- [Given instruction] Extract from the listing each line in which the word "空间观念" appears.

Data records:
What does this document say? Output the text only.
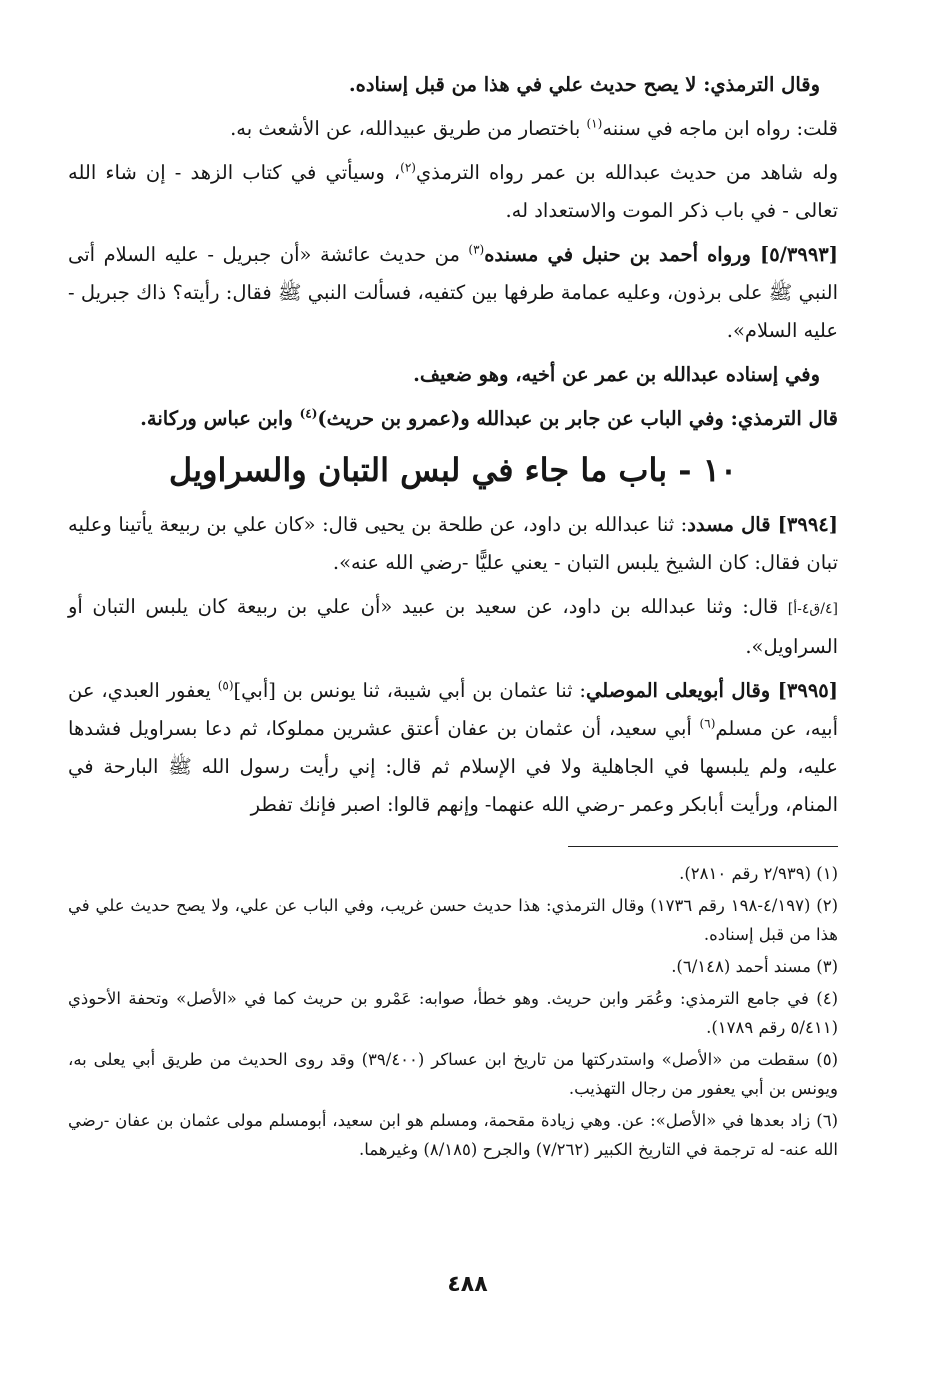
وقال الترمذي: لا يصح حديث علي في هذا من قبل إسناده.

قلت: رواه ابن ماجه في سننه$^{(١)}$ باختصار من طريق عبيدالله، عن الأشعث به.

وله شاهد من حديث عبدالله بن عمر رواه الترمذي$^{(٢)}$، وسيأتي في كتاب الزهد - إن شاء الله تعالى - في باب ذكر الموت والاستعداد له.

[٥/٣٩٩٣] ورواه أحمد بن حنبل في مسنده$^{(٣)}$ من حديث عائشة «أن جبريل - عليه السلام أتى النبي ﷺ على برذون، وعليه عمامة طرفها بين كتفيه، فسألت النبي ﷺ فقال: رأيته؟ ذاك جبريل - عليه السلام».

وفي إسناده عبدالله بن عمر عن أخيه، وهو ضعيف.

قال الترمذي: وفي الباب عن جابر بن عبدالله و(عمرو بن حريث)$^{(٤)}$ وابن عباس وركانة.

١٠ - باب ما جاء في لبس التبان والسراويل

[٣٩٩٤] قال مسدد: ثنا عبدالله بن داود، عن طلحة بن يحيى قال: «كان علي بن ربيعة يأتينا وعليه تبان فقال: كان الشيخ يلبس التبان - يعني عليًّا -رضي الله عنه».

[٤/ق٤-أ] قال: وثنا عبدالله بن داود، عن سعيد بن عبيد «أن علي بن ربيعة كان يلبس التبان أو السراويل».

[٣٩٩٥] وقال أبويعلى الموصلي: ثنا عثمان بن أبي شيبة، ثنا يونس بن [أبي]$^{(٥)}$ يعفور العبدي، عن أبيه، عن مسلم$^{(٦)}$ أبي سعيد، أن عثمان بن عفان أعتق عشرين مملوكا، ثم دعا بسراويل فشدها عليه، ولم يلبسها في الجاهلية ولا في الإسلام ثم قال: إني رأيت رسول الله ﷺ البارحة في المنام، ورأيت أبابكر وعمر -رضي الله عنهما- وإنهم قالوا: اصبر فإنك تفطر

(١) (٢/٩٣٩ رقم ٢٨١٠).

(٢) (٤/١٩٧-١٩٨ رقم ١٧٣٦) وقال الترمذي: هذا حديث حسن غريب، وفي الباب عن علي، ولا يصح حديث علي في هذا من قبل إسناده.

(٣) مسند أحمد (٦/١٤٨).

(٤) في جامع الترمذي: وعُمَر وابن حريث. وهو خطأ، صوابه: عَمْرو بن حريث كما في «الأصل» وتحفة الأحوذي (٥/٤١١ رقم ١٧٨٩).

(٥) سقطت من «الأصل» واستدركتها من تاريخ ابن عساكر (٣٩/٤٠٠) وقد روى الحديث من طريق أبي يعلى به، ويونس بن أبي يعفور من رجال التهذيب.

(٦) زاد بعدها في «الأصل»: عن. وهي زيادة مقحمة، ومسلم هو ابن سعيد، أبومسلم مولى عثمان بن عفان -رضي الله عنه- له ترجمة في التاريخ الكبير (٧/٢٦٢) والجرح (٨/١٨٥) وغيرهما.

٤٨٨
...
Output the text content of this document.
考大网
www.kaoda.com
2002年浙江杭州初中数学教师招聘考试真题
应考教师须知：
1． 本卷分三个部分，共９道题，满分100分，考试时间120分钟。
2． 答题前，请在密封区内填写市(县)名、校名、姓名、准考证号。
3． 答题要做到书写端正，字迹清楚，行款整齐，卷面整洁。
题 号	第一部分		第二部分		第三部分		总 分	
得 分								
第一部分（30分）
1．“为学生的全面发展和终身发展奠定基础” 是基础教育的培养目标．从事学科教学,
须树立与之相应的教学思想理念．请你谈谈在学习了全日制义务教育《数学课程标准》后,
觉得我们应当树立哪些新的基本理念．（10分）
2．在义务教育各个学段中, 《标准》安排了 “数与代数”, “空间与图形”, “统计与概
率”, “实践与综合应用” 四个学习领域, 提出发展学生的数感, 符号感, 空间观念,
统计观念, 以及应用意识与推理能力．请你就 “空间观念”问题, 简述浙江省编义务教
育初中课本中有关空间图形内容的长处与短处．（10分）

- [The response]
率”, “实践与综合应用” 四个学习领域, 提出发展学生的数感, 符号感, 空间观念,
统计观念, 以及应用意识与推理能力．请你就 “空间观念”问题, 简述浙江省编义务教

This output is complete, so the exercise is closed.